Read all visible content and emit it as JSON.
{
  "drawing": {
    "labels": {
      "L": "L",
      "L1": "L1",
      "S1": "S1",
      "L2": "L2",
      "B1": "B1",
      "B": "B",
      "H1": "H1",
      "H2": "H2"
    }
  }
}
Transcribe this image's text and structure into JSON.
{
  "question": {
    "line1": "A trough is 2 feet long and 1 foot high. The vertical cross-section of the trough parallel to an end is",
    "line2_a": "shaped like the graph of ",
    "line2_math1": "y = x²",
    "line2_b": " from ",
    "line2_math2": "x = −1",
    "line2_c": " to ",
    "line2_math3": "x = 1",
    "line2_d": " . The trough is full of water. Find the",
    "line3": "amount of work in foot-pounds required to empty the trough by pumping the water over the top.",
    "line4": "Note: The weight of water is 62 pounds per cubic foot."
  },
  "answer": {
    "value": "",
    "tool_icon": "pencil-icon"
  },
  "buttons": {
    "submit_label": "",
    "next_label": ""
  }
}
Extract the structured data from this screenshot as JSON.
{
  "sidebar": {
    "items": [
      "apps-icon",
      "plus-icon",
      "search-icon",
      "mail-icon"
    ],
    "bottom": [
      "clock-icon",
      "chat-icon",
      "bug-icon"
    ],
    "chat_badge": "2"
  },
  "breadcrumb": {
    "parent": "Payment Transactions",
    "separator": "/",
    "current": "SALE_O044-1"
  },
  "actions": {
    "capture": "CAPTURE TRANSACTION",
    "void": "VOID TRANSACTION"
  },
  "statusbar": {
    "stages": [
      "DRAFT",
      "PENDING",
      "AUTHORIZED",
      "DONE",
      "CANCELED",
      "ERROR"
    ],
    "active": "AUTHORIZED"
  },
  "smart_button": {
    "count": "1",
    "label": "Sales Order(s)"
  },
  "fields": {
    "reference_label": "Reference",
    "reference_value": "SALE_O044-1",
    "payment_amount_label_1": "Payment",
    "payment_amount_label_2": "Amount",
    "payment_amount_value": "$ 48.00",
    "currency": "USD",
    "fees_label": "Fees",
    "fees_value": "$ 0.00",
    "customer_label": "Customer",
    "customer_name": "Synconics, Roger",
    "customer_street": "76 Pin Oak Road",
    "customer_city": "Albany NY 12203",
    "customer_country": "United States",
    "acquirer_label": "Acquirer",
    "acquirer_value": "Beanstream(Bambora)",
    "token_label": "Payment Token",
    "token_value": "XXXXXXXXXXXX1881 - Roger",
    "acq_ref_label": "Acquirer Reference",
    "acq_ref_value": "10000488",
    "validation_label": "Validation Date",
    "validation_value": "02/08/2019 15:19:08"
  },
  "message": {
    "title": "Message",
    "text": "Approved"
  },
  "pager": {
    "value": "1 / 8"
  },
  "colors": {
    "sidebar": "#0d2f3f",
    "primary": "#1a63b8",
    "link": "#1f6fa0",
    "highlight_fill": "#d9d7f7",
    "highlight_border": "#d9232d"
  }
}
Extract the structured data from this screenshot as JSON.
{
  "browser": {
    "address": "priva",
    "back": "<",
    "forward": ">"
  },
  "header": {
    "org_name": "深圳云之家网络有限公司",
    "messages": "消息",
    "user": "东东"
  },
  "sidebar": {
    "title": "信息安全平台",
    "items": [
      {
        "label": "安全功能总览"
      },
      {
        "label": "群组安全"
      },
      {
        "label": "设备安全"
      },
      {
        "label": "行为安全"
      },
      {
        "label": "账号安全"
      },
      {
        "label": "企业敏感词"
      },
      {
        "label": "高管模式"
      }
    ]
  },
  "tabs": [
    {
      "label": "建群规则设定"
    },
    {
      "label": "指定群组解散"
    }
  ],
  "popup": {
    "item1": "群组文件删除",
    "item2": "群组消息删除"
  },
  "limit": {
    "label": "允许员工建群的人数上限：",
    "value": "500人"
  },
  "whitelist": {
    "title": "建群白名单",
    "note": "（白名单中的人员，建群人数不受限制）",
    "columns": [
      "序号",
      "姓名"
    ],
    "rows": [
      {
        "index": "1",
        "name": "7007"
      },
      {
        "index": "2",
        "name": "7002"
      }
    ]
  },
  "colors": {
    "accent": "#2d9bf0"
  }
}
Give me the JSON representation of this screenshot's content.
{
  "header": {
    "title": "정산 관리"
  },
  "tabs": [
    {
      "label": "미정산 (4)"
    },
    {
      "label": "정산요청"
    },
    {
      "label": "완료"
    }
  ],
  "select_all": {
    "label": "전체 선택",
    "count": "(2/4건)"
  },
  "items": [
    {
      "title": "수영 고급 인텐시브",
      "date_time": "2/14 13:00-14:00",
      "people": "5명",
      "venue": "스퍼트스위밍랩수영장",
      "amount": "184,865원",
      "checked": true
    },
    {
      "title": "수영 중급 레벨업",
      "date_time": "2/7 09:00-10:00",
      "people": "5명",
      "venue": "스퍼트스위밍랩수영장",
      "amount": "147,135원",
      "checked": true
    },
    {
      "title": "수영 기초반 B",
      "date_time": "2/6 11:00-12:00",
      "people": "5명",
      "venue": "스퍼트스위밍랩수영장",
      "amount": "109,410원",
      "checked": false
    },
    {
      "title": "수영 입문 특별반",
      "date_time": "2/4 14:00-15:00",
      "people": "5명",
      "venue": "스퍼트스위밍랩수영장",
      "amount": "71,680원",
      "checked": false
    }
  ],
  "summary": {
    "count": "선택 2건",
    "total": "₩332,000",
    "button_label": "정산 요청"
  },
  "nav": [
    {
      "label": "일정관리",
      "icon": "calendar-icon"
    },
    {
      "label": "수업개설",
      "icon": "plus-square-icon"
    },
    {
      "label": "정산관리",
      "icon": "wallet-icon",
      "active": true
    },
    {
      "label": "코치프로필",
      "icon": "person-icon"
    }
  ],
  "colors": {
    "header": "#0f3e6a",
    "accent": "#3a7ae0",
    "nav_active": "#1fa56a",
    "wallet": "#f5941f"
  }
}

### WHAT YOU ARE ASKED TO DO
Copy out every line of the data above, exactly as given.

### ANSWER TO THIS EXERCISE
Read all visible content and emit it as JSON.
{
  "drawing": {
    "labels": {
      "L": "L",
      "L1": "L1",
      "S1": "S1",
      "L2": "L2",
      "B1": "B1",
      "B": "B",
      "H1": "H1",
      "H2": "H2"
    }
  }
}
Transcribe this image's text and structure into JSON.
{
  "question": {
    "line1": "A trough is 2 feet long and 1 foot high. The vertical cross-section of the trough parallel to an end is",
    "line2_a": "shaped like the graph of ",
    "line2_math1": "y = x²",
    "line2_b": " from ",
    "line2_math2": "x = −1",
    "line2_c": " to ",
    "line2_math3": "x = 1",
    "line2_d": " . The trough is full of water. Find the",
    "line3": "amount of work in foot-pounds required to empty the trough by pumping the water over the top.",
    "line4": "Note: The weight of water is 62 pounds per cubic foot."
  },
  "answer": {
    "value": "",
    "tool_icon": "pencil-icon"
  },
  "buttons": {
    "submit_label": "",
    "next_label": ""
  }
}
Extract the structured data from this screenshot as JSON.
{
  "sidebar": {
    "items": [
      "apps-icon",
      "plus-icon",
      "search-icon",
      "mail-icon"
    ],
    "bottom": [
      "clock-icon",
      "chat-icon",
      "bug-icon"
    ],
    "chat_badge": "2"
  },
  "breadcrumb": {
    "parent": "Payment Transactions",
    "separator": "/",
    "current": "SALE_O044-1"
  },
  "actions": {
    "capture": "CAPTURE TRANSACTION",
    "void": "VOID TRANSACTION"
  },
  "statusbar": {
    "stages": [
      "DRAFT",
      "PENDING",
      "AUTHORIZED",
      "DONE",
      "CANCELED",
      "ERROR"
    ],
    "active": "AUTHORIZED"
  },
  "smart_button": {
    "count": "1",
    "label": "Sales Order(s)"
  },
  "fields": {
    "reference_label": "Reference",
    "reference_value": "SALE_O044-1",
    "payment_amount_label_1": "Payment",
    "payment_amount_label_2": "Amount",
    "payment_amount_value": "$ 48.00",
    "currency": "USD",
    "fees_label": "Fees",
    "fees_value": "$ 0.00",
    "customer_label": "Customer",
    "customer_name": "Synconics, Roger",
    "customer_street": "76 Pin Oak Road",
    "customer_city": "Albany NY 12203",
    "customer_country": "United States",
    "acquirer_label": "Acquirer",
    "acquirer_value": "Beanstream(Bambora)",
    "token_label": "Payment Token",
    "token_value": "XXXXXXXXXXXX1881 - Roger",
    "acq_ref_label": "Acquirer Reference",
    "acq_ref_value": "10000488",
    "validation_label": "Validation Date",
    "validation_value": "02/08/2019 15:19:08"
  },
  "message": {
    "title": "Message",
    "text": "Approved"
  },
  "pager": {
    "value": "1 / 8"
  },
  "colors": {
    "sidebar": "#0d2f3f",
    "primary": "#1a63b8",
    "link": "#1f6fa0",
    "highlight_fill": "#d9d7f7",
    "highlight_border": "#d9232d"
  }
}
Extract the structured data from this screenshot as JSON.
{
  "browser": {
    "address": "priva",
    "back": "<",
    "forward": ">"
  },
  "header": {
    "org_name": "深圳云之家网络有限公司",
    "messages": "消息",
    "user": "东东"
  },
  "sidebar": {
    "title": "信息安全平台",
    "items": [
      {
        "label": "安全功能总览"
      },
      {
        "label": "群组安全"
      },
      {
        "label": "设备安全"
      },
      {
        "label": "行为安全"
      },
      {
        "label": "账号安全"
      },
      {
        "label": "企业敏感词"
      },
      {
        "label": "高管模式"
      }
    ]
  },
  "tabs": [
    {
      "label": "建群规则设定"
    },
    {
      "label": "指定群组解散"
    }
  ],
  "popup": {
    "item1": "群组文件删除",
    "item2": "群组消息删除"
  },
  "limit": {
    "label": "允许员工建群的人数上限：",
    "value": "500人"
  },
  "whitelist": {
    "title": "建群白名单",
    "note": "（白名单中的人员，建群人数不受限制）",
    "columns": [
      "序号",
      "姓名"
    ],
    "rows": [
      {
        "index": "1",
        "name": "7007"
      },
      {
        "index": "2",
        "name": "7002"
      }
    ]
  },
  "colors": {
    "accent": "#2d9bf0"
  }
}
Give me the JSON representation of this screenshot's content.
{
  "header": {
    "title": "정산 관리"
  },
  "tabs": [
    {
      "label": "미정산 (4)"
    },
    {
      "label": "정산요청"
    },
    {
      "label": "완료"
    }
  ],
  "select_all": {
    "label": "전체 선택",
    "count": "(2/4건)"
  },
  "items": [
    {
      "title": "수영 고급 인텐시브",
      "date_time": "2/14 13:00-14:00",
      "people": "5명",
      "venue": "스퍼트스위밍랩수영장",
      "amount": "184,865원",
      "checked": true
    },
    {
      "title": "수영 중급 레벨업",
      "date_time": "2/7 09:00-10:00",
      "people": "5명",
      "venue": "스퍼트스위밍랩수영장",
      "amount": "147,135원",
      "checked": true
    },
    {
      "title": "수영 기초반 B",
      "date_time": "2/6 11:00-12:00",
      "people": "5명",
      "venue": "스퍼트스위밍랩수영장",
      "amount": "109,410원",
      "checked": false
    },
    {
      "title": "수영 입문 특별반",
      "date_time": "2/4 14:00-15:00",
      "people": "5명",
      "venue": "스퍼트스위밍랩수영장",
      "amount": "71,680원",
      "checked": false
    }
  ],
  "summary": {
    "count": "선택 2건",
    "total": "₩332,000",
    "button_label": "정산 요청"
  },
  "nav": [
    {
      "label": "일정관리",
      "icon": "calendar-icon"
    },
    {
      "label": "수업개설",
      "icon": "plus-square-icon"
    },
    {
      "label": "정산관리",
      "icon": "wallet-icon",
      "active": true
    },
    {
      "label": "코치프로필",
      "icon": "person-icon"
    }
  ],
  "colors": {
    "header": "#0f3e6a",
    "accent": "#3a7ae0",
    "nav_active": "#1fa56a",
    "wallet": "#f5941f"
  }
}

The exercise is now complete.